#### The request
In these rows, change every "chevron" to "caret" and leave everything else untouched. Omit the pictures from your answer.

● ● ● ● ●

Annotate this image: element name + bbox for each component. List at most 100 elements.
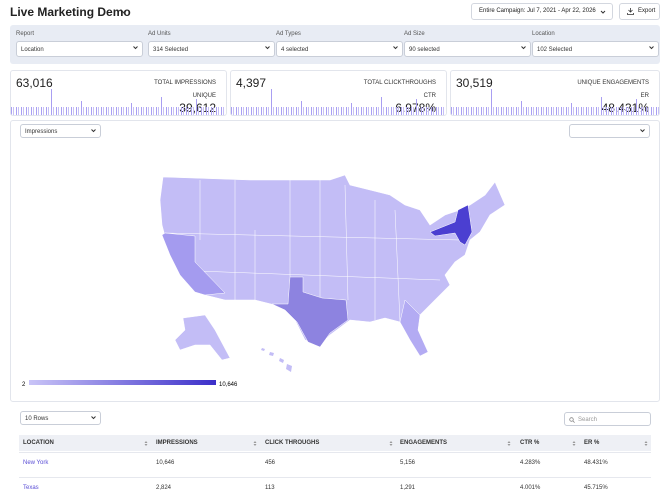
row-divider (19, 477, 651, 478)
date-range-text: Entire Campaign: Jul 7, 2021 - Apr 22, 2… (479, 8, 596, 14)
sparkline (451, 107, 659, 115)
state-new-york[interactable] (429, 204, 473, 246)
column-header[interactable]: ENGAGEMENTS (400, 440, 448, 446)
table-cell: 45.715% (584, 485, 608, 491)
page-size-select[interactable]: 10 Rows (20, 411, 101, 425)
filter-label: Location (532, 31, 555, 37)
state-borders (164, 180, 461, 323)
table-cell: 456 (265, 460, 276, 466)
column-header[interactable]: LOCATION (23, 440, 54, 446)
chevron (640, 129, 645, 133)
state-alaska[interactable] (174, 314, 231, 361)
location-link[interactable]: New York (23, 460, 49, 466)
kpi-sub-label: UNIQUE (192, 93, 216, 99)
sort-icon[interactable] (144, 440, 148, 447)
table-cell: 4.283% (520, 460, 541, 466)
sparkline (11, 107, 226, 115)
filter-value: 102 Selected (537, 47, 573, 53)
chevron (91, 129, 96, 133)
search-icon (569, 417, 575, 423)
sparkline (196, 99, 197, 115)
chevron (265, 46, 270, 50)
column-header[interactable]: CLICK THROUGHS (265, 440, 320, 446)
legend-max: 10,646 (219, 382, 238, 388)
sparkline (416, 99, 417, 115)
us-map: 2 10,646 (22, 174, 506, 388)
page-title[interactable]: Live Marketing Demo (10, 5, 131, 19)
export-button[interactable]: Export (619, 3, 660, 20)
search-input[interactable]: Search (564, 412, 651, 426)
export-icon (627, 8, 634, 15)
map-panel (10, 120, 660, 402)
sort-icon[interactable] (253, 440, 257, 447)
filter-label: Ad Size (404, 31, 425, 37)
sparkline (161, 97, 162, 115)
filter-select[interactable]: 314 Selected (148, 41, 275, 57)
table-header (19, 435, 651, 451)
column-header[interactable]: ER % (584, 440, 600, 446)
kpi-label: UNIQUE ENGAGEMENTS (577, 80, 649, 86)
filter-select[interactable]: 90 selected (404, 41, 531, 57)
sort-icon[interactable] (644, 440, 648, 447)
sparkline (601, 97, 602, 115)
sparkline (301, 101, 302, 115)
legend-gradient (29, 380, 216, 385)
filter-label: Ad Types (276, 31, 301, 37)
table-cell: 10,646 (156, 460, 175, 466)
table-cell: 113 (265, 485, 275, 491)
chevron (521, 46, 526, 50)
title-chevron (121, 10, 127, 14)
sparkline (231, 107, 446, 115)
sparkline (381, 97, 382, 115)
table-cell: 5,156 (400, 460, 416, 466)
kpi-value: 63,016 (16, 76, 53, 90)
sparkline (521, 101, 522, 115)
kpi-value: 4,397 (236, 76, 267, 90)
filter-select[interactable]: 4 selected (276, 41, 403, 57)
secondary-select[interactable] (569, 124, 650, 138)
kpi-sub-label: ER (640, 93, 649, 99)
kpi-value: 30,519 (456, 76, 493, 90)
filter-label: Report (16, 31, 35, 37)
chevron (393, 46, 398, 50)
state-hawaii[interactable] (261, 348, 292, 372)
sparkline (81, 101, 82, 115)
sort-icon[interactable] (572, 440, 576, 447)
table-cell: 48.431% (584, 460, 608, 466)
kpi-label: TOTAL CLICKTHROUGHS (363, 80, 436, 86)
location-link[interactable]: Texas (23, 485, 39, 491)
table-cell: 2,824 (156, 485, 172, 491)
chevron (91, 416, 96, 420)
filter-select[interactable]: Location (16, 41, 143, 57)
date-range-button[interactable]: Entire Campaign: Jul 7, 2021 - Apr 22, 2… (471, 3, 613, 20)
filter-value: 314 Selected (153, 47, 189, 53)
sort-icon[interactable] (389, 440, 393, 447)
sparkline (636, 99, 637, 115)
metric-select[interactable]: Impressions (20, 124, 101, 138)
sparkline (491, 89, 492, 115)
chevron (649, 46, 654, 50)
page-size-text: 10 Rows (25, 416, 49, 422)
state-california[interactable] (161, 232, 226, 296)
sparkline (271, 89, 272, 115)
filter-value: Location (21, 47, 44, 53)
legend-min: 2 (22, 382, 26, 388)
table-cell: 1,291 (400, 485, 416, 491)
metric-text: Impressions (25, 129, 58, 135)
filter-value: 90 selected (409, 47, 440, 53)
search-placeholder: Search (578, 417, 598, 423)
state-texas[interactable] (271, 276, 349, 348)
sparkline (131, 103, 132, 115)
filter-select[interactable]: 102 Selected (532, 41, 659, 57)
column-header[interactable]: CTR % (520, 440, 540, 446)
sort-icon[interactable] (507, 440, 511, 447)
table-cell: 4.001% (520, 485, 541, 491)
filter-label: Ad Units (148, 31, 171, 37)
export-text: Export (638, 8, 656, 14)
column-header[interactable]: IMPRESSIONS (156, 440, 198, 446)
state-florida[interactable] (399, 299, 429, 357)
chevron (133, 46, 138, 50)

● ● ● ● ●

#### Exercise response
Annotate this image: element name + bbox for each component. List at most 100 elements.
row-divider (19, 477, 651, 478)
date-range-text: Entire Campaign: Jul 7, 2021 - Apr 22, 2… (479, 8, 596, 14)
sparkline (451, 107, 659, 115)
state-new-york[interactable] (429, 204, 473, 246)
column-header[interactable]: ENGAGEMENTS (400, 440, 448, 446)
table-cell: 45.715% (584, 485, 608, 491)
page-size-select[interactable]: 10 Rows (20, 411, 101, 425)
filter-label: Location (532, 31, 555, 37)
state-borders (164, 180, 461, 323)
table-cell: 456 (265, 460, 276, 466)
column-header[interactable]: LOCATION (23, 440, 54, 446)
caret (640, 129, 645, 133)
state-alaska[interactable] (174, 314, 231, 361)
location-link[interactable]: New York (23, 460, 49, 466)
kpi-sub-label: UNIQUE (192, 93, 216, 99)
sort-icon[interactable] (144, 440, 148, 447)
table-cell: 4.283% (520, 460, 541, 466)
sparkline (11, 107, 226, 115)
filter-value: 102 Selected (537, 47, 573, 53)
caret (91, 129, 96, 133)
search-icon (569, 417, 575, 423)
sparkline (196, 99, 197, 115)
caret (265, 46, 270, 50)
column-header[interactable]: CLICK THROUGHS (265, 440, 320, 446)
legend-max: 10,646 (219, 382, 238, 388)
sparkline (416, 99, 417, 115)
us-map: 2 10,646 (22, 174, 506, 388)
page-title[interactable]: Live Marketing Demo (10, 5, 131, 19)
export-button[interactable]: Export (619, 3, 660, 20)
search-input[interactable]: Search (564, 412, 651, 426)
export-icon (627, 8, 634, 15)
map-panel (10, 120, 660, 402)
sort-icon[interactable] (253, 440, 257, 447)
filter-label: Ad Size (404, 31, 425, 37)
sparkline (161, 97, 162, 115)
filter-select[interactable]: 314 Selected (148, 41, 275, 57)
table-header (19, 435, 651, 451)
column-header[interactable]: ER % (584, 440, 600, 446)
kpi-label: UNIQUE ENGAGEMENTS (577, 80, 649, 86)
filter-select[interactable]: 90 selected (404, 41, 531, 57)
sort-icon[interactable] (644, 440, 648, 447)
sparkline (601, 97, 602, 115)
sparkline (301, 101, 302, 115)
legend-gradient (29, 380, 216, 385)
filter-label: Ad Types (276, 31, 301, 37)
table-cell: 10,646 (156, 460, 175, 466)
table-cell: 113 (265, 485, 275, 491)
caret (521, 46, 526, 50)
title-caret (121, 10, 127, 14)
sparkline (231, 107, 446, 115)
sparkline (381, 97, 382, 115)
table-cell: 5,156 (400, 460, 416, 466)
kpi-value: 63,016 (16, 76, 53, 90)
sparkline (521, 101, 522, 115)
kpi-value: 4,397 (236, 76, 267, 90)
filter-select[interactable]: 4 selected (276, 41, 403, 57)
secondary-select[interactable] (569, 124, 650, 138)
kpi-sub-label: ER (640, 93, 649, 99)
kpi-value: 30,519 (456, 76, 493, 90)
filter-label: Report (16, 31, 35, 37)
caret (393, 46, 398, 50)
state-hawaii[interactable] (261, 348, 292, 372)
sparkline (81, 101, 82, 115)
sort-icon[interactable] (572, 440, 576, 447)
table-cell: 48.431% (584, 460, 608, 466)
kpi-label: TOTAL CLICKTHROUGHS (363, 80, 436, 86)
location-link[interactable]: Texas (23, 485, 39, 491)
table-cell: 2,824 (156, 485, 172, 491)
caret (91, 416, 96, 420)
filter-select[interactable]: Location (16, 41, 143, 57)
date-range-button[interactable]: Entire Campaign: Jul 7, 2021 - Apr 22, 2… (471, 3, 613, 20)
filter-value: 314 Selected (153, 47, 189, 53)
sort-icon[interactable] (389, 440, 393, 447)
sparkline (636, 99, 637, 115)
metric-select[interactable]: Impressions (20, 124, 101, 138)
sparkline (491, 89, 492, 115)
caret (649, 46, 654, 50)
page-size-text: 10 Rows (25, 416, 49, 422)
state-california[interactable] (161, 232, 226, 296)
sparkline (271, 89, 272, 115)
filter-value: Location (21, 47, 44, 53)
legend-min: 2 (22, 382, 26, 388)
table-cell: 1,291 (400, 485, 416, 491)
metric-text: Impressions (25, 129, 58, 135)
filter-value: 90 selected (409, 47, 440, 53)
search-placeholder: Search (578, 417, 598, 423)
state-texas[interactable] (271, 276, 349, 348)
sparkline (131, 103, 132, 115)
filter-select[interactable]: 102 Selected (532, 41, 659, 57)
column-header[interactable]: CTR % (520, 440, 540, 446)
sort-icon[interactable] (507, 440, 511, 447)
table-cell: 4.001% (520, 485, 541, 491)
filter-label: Ad Units (148, 31, 171, 37)
export-text: Export (638, 8, 656, 14)
column-header[interactable]: IMPRESSIONS (156, 440, 198, 446)
state-florida[interactable] (399, 299, 429, 357)
caret (133, 46, 138, 50)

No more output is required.